#### The exercise:
Return all the data, word for word.

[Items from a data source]
>>
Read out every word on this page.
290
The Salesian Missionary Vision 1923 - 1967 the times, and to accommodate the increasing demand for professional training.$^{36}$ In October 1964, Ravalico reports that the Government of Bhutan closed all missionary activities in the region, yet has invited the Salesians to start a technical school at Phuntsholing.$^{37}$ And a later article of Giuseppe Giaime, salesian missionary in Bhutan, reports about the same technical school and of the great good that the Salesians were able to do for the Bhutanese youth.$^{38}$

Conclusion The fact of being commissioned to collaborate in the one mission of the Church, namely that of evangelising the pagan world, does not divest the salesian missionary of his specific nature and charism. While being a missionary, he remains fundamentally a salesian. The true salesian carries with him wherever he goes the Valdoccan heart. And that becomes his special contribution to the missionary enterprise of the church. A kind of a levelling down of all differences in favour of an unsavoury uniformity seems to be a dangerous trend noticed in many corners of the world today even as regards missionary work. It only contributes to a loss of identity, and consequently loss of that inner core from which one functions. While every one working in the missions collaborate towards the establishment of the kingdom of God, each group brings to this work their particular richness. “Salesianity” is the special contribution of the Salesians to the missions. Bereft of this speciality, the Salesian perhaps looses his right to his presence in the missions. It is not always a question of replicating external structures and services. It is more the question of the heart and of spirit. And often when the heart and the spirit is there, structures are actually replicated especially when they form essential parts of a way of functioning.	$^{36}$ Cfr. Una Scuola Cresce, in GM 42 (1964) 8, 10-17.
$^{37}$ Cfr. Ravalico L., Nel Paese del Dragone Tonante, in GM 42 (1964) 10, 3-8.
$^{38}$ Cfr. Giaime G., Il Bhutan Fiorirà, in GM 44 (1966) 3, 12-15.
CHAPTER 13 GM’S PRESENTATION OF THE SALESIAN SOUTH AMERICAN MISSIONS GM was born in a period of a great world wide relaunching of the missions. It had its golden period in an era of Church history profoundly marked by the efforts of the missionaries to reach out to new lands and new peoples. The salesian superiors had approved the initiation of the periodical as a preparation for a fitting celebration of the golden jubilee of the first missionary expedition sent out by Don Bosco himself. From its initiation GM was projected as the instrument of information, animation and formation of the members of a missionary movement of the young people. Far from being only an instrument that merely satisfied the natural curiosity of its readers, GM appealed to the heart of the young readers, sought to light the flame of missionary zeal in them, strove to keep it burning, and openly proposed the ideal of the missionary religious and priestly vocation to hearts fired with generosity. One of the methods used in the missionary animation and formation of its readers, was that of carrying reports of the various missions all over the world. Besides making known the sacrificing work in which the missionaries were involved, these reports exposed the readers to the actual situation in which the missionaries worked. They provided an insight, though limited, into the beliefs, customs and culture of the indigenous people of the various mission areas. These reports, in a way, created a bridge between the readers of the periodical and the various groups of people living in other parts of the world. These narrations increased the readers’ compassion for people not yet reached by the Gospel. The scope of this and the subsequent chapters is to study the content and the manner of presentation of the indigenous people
<<
#### Solution below:
Read out every word on this page.
290
The Salesian Missionary Vision 1923 - 1967 the times, and to accommodate the increasing demand for professional training.$^{36}$ In October 1964, Ravalico reports that the Government of Bhutan closed all missionary activities in the region, yet has invited the Salesians to start a technical school at Phuntsholing.$^{37}$ And a later article of Giuseppe Giaime, salesian missionary in Bhutan, reports about the same technical school and of the great good that the Salesians were able to do for the Bhutanese youth.$^{38}$

Conclusion The fact of being commissioned to collaborate in the one mission of the Church, namely that of evangelising the pagan world, does not divest the salesian missionary of his specific nature and charism. While being a missionary, he remains fundamentally a salesian. The true salesian carries with him wherever he goes the Valdoccan heart. And that becomes his special contribution to the missionary enterprise of the church. A kind of a levelling down of all differences in favour of an unsavoury uniformity seems to be a dangerous trend noticed in many corners of the world today even as regards missionary work. It only contributes to a loss of identity, and consequently loss of that inner core from which one functions. While every one working in the missions collaborate towards the establishment of the kingdom of God, each group brings to this work their particular richness. “Salesianity” is the special contribution of the Salesians to the missions. Bereft of this speciality, the Salesian perhaps looses his right to his presence in the missions. It is not always a question of replicating external structures and services. It is more the question of the heart and of spirit. And often when the heart and the spirit is there, structures are actually replicated especially when they form essential parts of a way of functioning.	$^{36}$ Cfr. Una Scuola Cresce, in GM 42 (1964) 8, 10-17.
$^{37}$ Cfr. Ravalico L., Nel Paese del Dragone Tonante, in GM 42 (1964) 10, 3-8.
$^{38}$ Cfr. Giaime G., Il Bhutan Fiorirà, in GM 44 (1966) 3, 12-15.
CHAPTER 13 GM’S PRESENTATION OF THE SALESIAN SOUTH AMERICAN MISSIONS GM was born in a period of a great world wide relaunching of the missions. It had its golden period in an era of Church history profoundly marked by the efforts of the missionaries to reach out to new lands and new peoples. The salesian superiors had approved the initiation of the periodical as a preparation for a fitting celebration of the golden jubilee of the first missionary expedition sent out by Don Bosco himself. From its initiation GM was projected as the instrument of information, animation and formation of the members of a missionary movement of the young people. Far from being only an instrument that merely satisfied the natural curiosity of its readers, GM appealed to the heart of the young readers, sought to light the flame of missionary zeal in them, strove to keep it burning, and openly proposed the ideal of the missionary religious and priestly vocation to hearts fired with generosity. One of the methods used in the missionary animation and formation of its readers, was that of carrying reports of the various missions all over the world. Besides making known the sacrificing work in which the missionaries were involved, these reports exposed the readers to the actual situation in which the missionaries worked. They provided an insight, though limited, into the beliefs, customs and culture of the indigenous people of the various mission areas. These reports, in a way, created a bridge between the readers of the periodical and the various groups of people living in other parts of the world. These narrations increased the readers’ compassion for people not yet reached by the Gospel. The scope of this and the subsequent chapters is to study the content and the manner of presentation of the indigenous people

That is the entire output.